## [Défi A]
Recopiez, s'il vous plaît, le passage de l'article sur les finances publiques qui va de « Le Premier ministre français François » jusqu'à « économique du pays. ».
## [Défi B]
Dans l'article sur les finances publiques, quelle expression François Bayrou invoque-t-il au sujet de l'état des finances publiques ?

Le Premier ministre français François Bayrou
Le Premier ministre français, François Bayrou, a tiré mardi la sonnette d'alarme sur l'état des finances publiques, invoquant une "épreuve de vérité" alors que le gouvernement tente d'ébaucher un budget pour 2026 entre efforts de désendettement, réarmement, incertitudes économiques et menaces de censure par le Parlement.
Deux mois après avoir fait adopter dans la douleur le Projet de loi de finances 2025, l'exécutif prépare déjà sa feuille de route budgétaire pour l'an prochain dans un contexte bouleversé par l'administration de Donald Trump.
Le désengagement sécuritaire des Etats-Unis en Europe oblige la France à renforcer ses dépenses militaires tandis que la hausse des droits de douane américains menace la fragile croissance économique du pays.

## [Bloc de données]

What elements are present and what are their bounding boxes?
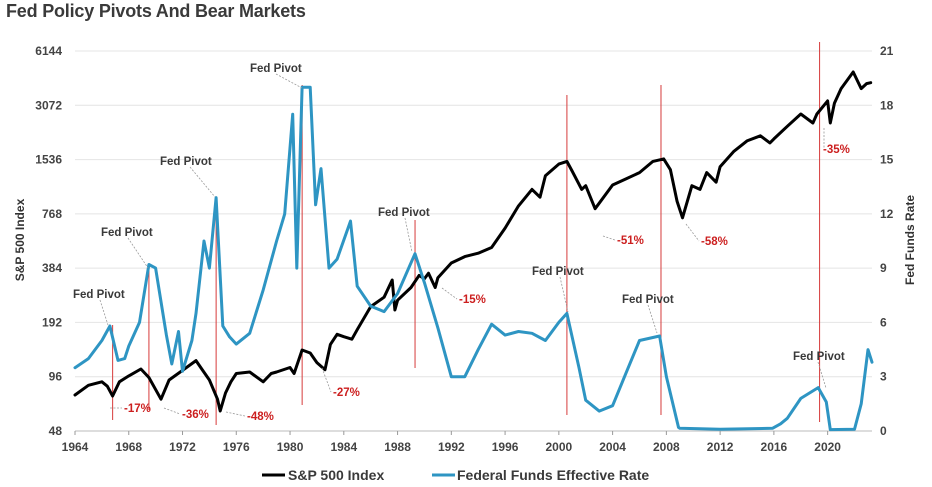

## [Solution détaillée A]
Le Premier ministre français François Bayrou
Le Premier ministre français, François Bayrou, a tiré mardi la sonnette d'alarme sur l'état des finances publiques, invoquant une "épreuve de vérité" alors que le gouvernement tente d'ébaucher un budget pour 2026 entre efforts de désendettement, réarmement, incertitudes économiques et menaces de censure par le Parlement.
Deux mois après avoir fait adopter dans la douleur le Projet de loi de finances 2025, l'exécutif prépare déjà sa feuille de route budgétaire pour l'an prochain dans un contexte bouleversé par l'administration de Donald Trump.
Le désengagement sécuritaire des Etats-Unis en Europe oblige la France à renforcer ses dépenses militaires tandis que la hausse des droits de douane américains menace la fragile croissance économique du pays.

## [Solution détaillée B]
Une « épreuve de vérité ».